» **Task objective**: Tally the lines that contain the string "sports" and state that total without comment.

» **Materials provided**:

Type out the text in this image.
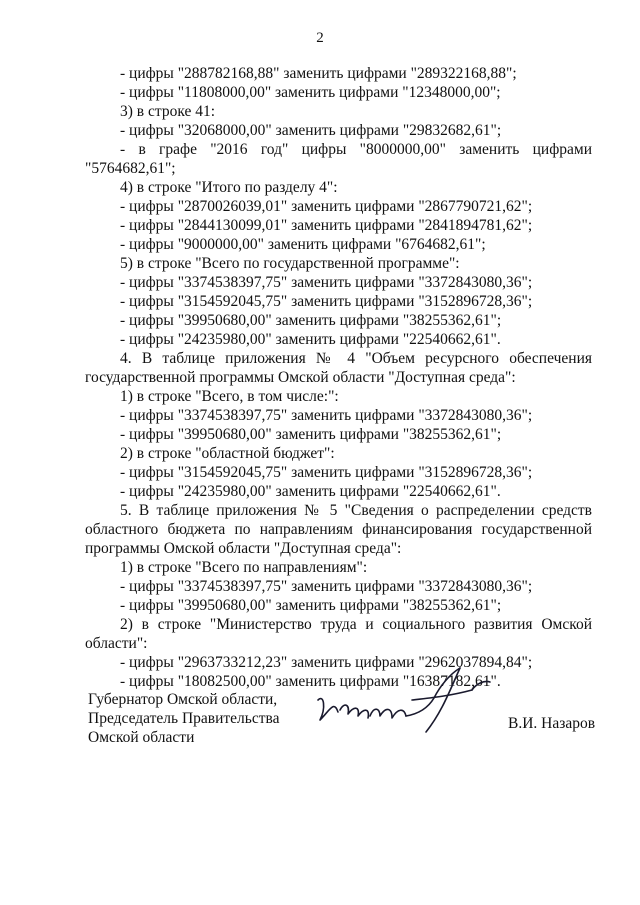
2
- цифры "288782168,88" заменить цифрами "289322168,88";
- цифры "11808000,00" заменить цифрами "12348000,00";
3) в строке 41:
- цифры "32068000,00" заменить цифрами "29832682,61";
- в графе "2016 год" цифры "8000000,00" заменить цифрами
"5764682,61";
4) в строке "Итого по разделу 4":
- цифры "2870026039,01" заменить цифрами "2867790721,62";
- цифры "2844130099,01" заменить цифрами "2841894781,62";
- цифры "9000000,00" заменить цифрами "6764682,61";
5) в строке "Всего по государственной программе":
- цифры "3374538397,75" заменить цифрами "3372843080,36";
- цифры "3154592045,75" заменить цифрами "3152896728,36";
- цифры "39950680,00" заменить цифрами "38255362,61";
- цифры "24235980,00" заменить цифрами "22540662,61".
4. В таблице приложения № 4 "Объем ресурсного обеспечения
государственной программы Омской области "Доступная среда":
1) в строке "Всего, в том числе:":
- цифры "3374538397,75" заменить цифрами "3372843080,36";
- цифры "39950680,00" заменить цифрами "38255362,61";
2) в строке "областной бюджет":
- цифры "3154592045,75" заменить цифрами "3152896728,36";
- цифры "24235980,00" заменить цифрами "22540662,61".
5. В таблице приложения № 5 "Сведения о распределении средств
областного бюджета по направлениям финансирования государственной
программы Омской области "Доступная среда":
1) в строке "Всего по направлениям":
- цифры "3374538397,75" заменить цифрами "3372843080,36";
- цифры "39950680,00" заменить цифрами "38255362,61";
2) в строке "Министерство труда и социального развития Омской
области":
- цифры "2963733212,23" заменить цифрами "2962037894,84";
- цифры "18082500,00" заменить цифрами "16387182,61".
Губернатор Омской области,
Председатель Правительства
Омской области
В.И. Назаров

==

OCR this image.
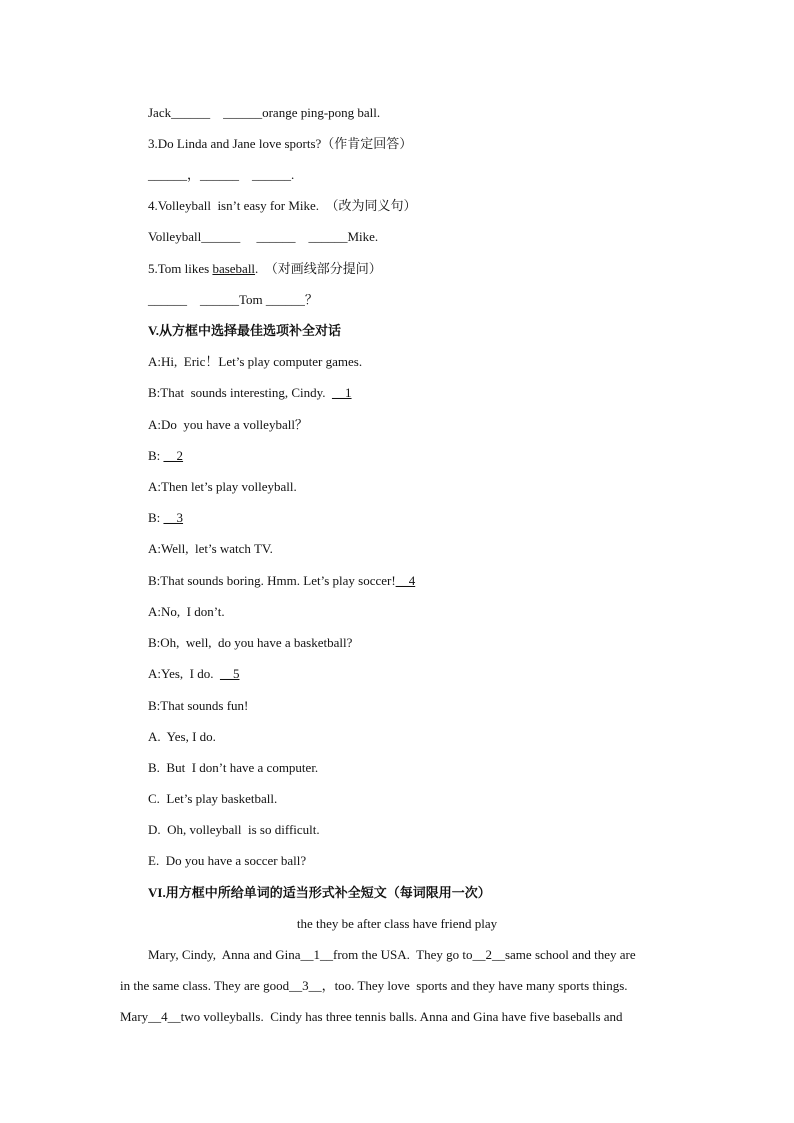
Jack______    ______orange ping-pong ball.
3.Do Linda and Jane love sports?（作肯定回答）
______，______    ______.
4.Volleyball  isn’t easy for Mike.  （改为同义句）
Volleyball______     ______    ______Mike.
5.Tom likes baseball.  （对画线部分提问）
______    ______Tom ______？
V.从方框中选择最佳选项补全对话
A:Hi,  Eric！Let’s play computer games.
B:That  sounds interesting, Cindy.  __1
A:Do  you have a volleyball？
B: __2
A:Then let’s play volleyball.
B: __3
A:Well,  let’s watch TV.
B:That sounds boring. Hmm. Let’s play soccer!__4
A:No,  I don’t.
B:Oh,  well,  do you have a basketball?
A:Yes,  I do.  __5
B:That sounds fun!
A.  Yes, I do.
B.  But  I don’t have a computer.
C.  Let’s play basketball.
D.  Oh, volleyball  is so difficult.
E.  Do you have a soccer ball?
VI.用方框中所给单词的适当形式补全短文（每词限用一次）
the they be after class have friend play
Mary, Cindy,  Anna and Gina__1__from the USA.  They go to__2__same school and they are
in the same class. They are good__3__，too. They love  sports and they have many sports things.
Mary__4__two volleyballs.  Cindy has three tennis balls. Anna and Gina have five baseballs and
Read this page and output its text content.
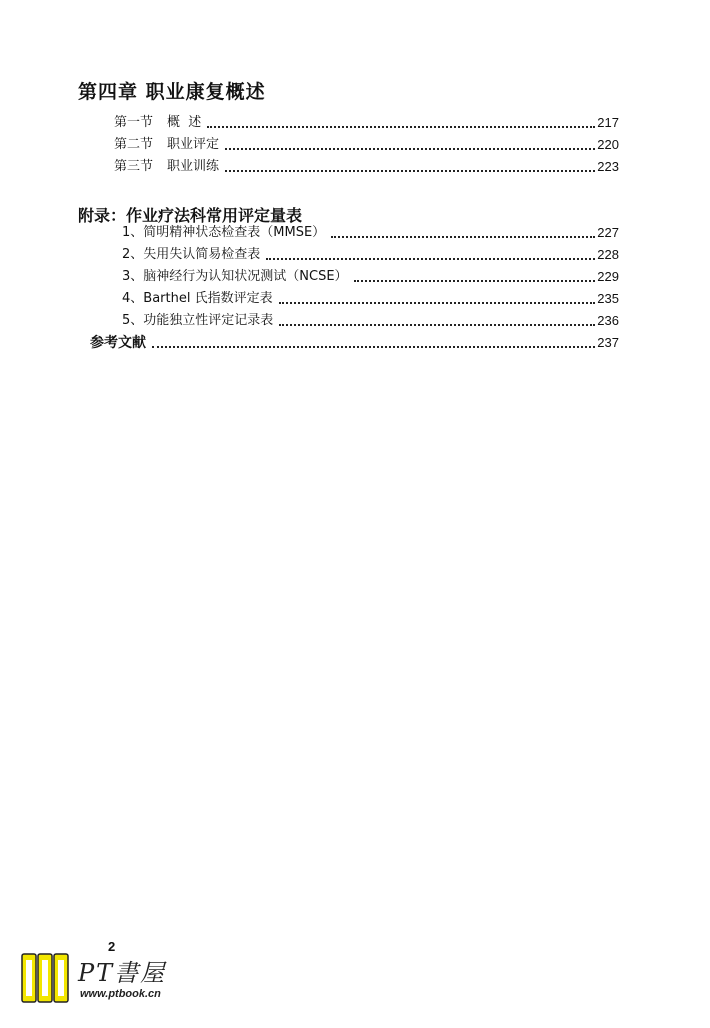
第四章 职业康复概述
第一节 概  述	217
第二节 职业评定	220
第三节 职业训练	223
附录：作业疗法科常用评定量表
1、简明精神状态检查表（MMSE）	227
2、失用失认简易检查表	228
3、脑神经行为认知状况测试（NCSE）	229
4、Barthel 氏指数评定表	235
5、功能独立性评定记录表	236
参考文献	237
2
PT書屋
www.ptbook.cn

» **Reply to the exercise**: 2